If TKCs are still undergoing migration, deletion of such TKCs will get stuck.
After upgrading vCenter Server 7.x or 8.x, all existing TKCs undergo CAPW to CAPV migration as documented. See, Understanding the Rolling Update Model for TKG Service Clusters.
Migration of TKCs can get stuck if any of the existing TKC is using an incompatible TKR or there is an issue rolling out the update.
NOTE: TKCs with incompatible/Unsupported TKRs cannot be upgraded and the only course of action is to delete and recreate TKCs with supported TKRs
Please see below an example where TKCs were stranded and stuck during migration when upgrading vCenter Server:
Pre-upgrade environment:
Upgrade to:
The vCenter Upgrade to version 8.0 Update 3 triggered an auto upgrade of the Supervisor Cluster to version 1.26.

____

What you need to do:
**A.** Answer these questions from the TKC migration text, one per line:
(i) What migration do existing TKCs undergo after vCenter Server 7.x or 8.x is upgraded?
(ii) What is the only course of action for TKCs with incompatible or unsupported TKRs?
(iii) To what version did the vCenter upgrade to 8.0 Update 3 automatically upgrade the Supervisor Cluster?
**B.** Revise the TKC migration text from "NOTE: TKCs with" to "to version 1.26.", writing "Supervisor Control Plane" in place of "Supervisor Cluster".
**C.** Summarize the TKC migration text in two sentences.
The records are not needed for this work.

____

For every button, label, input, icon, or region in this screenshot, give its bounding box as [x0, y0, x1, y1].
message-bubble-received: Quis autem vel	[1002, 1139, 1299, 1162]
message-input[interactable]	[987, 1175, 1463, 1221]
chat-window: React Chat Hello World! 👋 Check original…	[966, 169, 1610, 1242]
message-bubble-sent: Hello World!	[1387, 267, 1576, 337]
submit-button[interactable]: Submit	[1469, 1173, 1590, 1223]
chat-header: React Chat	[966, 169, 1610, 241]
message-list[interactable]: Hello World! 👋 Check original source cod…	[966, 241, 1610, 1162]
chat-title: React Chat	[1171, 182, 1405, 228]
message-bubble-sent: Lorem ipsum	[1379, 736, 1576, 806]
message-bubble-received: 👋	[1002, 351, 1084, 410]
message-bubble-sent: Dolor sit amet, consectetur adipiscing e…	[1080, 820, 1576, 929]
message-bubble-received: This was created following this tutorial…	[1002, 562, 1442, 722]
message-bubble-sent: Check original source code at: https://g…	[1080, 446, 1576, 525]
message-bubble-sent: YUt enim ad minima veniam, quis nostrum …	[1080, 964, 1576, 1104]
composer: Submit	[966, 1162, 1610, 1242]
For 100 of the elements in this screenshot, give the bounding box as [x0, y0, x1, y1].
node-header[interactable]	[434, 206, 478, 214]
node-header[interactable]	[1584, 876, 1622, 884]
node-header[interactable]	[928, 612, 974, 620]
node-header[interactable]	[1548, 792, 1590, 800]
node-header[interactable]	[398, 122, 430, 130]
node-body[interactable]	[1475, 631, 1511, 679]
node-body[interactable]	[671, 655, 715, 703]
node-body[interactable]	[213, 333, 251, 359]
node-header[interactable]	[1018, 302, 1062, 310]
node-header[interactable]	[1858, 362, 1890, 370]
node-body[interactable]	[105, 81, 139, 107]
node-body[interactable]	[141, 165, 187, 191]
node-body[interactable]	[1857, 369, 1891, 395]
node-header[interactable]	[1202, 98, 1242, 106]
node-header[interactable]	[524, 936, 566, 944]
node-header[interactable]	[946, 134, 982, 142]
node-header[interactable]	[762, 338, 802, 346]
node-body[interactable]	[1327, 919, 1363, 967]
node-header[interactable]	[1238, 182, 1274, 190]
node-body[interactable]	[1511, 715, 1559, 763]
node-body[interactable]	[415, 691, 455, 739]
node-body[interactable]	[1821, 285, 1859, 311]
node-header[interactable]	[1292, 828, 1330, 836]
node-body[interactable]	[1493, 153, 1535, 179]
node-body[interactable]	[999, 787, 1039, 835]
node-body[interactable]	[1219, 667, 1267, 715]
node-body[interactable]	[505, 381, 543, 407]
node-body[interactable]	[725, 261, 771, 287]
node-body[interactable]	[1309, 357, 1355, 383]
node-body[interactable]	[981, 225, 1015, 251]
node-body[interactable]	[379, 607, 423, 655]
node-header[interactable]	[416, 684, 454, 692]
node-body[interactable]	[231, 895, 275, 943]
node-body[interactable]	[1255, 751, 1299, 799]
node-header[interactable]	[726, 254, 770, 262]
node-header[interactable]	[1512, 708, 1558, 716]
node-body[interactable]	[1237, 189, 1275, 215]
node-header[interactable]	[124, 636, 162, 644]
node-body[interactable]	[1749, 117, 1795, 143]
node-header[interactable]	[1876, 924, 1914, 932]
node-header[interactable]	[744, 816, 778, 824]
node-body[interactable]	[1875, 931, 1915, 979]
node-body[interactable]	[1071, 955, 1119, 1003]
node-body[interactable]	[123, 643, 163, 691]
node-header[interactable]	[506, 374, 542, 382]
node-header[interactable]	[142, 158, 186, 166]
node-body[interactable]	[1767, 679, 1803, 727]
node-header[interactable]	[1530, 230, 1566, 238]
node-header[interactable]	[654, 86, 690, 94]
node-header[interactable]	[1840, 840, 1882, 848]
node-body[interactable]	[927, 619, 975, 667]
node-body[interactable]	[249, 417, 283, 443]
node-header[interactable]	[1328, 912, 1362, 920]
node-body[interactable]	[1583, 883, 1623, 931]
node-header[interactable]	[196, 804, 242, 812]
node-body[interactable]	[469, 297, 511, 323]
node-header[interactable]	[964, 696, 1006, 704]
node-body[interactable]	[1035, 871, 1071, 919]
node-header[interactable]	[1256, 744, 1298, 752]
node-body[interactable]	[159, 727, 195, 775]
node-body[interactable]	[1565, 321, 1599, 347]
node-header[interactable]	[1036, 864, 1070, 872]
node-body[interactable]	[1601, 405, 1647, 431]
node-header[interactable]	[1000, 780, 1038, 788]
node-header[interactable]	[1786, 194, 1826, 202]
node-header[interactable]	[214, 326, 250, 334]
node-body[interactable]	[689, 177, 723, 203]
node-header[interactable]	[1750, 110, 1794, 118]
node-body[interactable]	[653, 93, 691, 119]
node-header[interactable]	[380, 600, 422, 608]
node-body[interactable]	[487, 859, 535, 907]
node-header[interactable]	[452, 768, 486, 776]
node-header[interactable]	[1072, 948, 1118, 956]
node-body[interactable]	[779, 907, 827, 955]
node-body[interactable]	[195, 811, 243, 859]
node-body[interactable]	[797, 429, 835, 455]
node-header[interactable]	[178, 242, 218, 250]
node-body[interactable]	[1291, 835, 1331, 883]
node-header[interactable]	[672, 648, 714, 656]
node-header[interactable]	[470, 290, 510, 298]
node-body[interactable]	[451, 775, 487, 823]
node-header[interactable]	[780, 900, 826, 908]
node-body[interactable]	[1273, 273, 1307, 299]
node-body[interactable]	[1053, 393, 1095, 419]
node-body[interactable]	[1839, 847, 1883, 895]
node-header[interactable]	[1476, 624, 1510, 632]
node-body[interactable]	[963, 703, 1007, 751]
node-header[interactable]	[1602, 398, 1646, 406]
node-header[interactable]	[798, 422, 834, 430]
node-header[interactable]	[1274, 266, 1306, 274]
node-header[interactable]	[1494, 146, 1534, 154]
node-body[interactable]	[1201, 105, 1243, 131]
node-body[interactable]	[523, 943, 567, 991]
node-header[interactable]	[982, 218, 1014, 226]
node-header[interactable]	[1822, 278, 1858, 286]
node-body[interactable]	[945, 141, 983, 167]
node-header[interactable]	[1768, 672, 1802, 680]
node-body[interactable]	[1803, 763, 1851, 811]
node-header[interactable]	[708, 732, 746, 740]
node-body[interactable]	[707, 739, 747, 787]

____

Task solutions:
**A.**
(i) CAPW to CAPV migration.
(ii) Delete the TKCs and recreate them with supported TKRs.
(iii) Version 1.26.

**B.**
NOTE: TKCs with incompatible/Unsupported TKRs cannot be upgraded and the only course of action is to delete and recreate TKCs with supported TKRs
Please see below an example where TKCs were stranded and stuck during migration when upgrading vCenter Server:
Pre-upgrade environment:
Upgrade to:
The vCenter Upgrade to version 8.0 Update 3 triggered an auto upgrade of the Supervisor Control Plane to version 1.26.

**C.** Deleting TKCs that are still migrating will get stuck, and after a vCenter Server 7.x or 8.x upgrade all existing TKCs undergo CAPW to CAPV migration, which can stall if a TKC uses an incompatible TKR or there is an issue rolling out the update. TKCs with incompatible or unsupported TKRs cannot be upgraded and must be deleted and recreated with supported TKRs.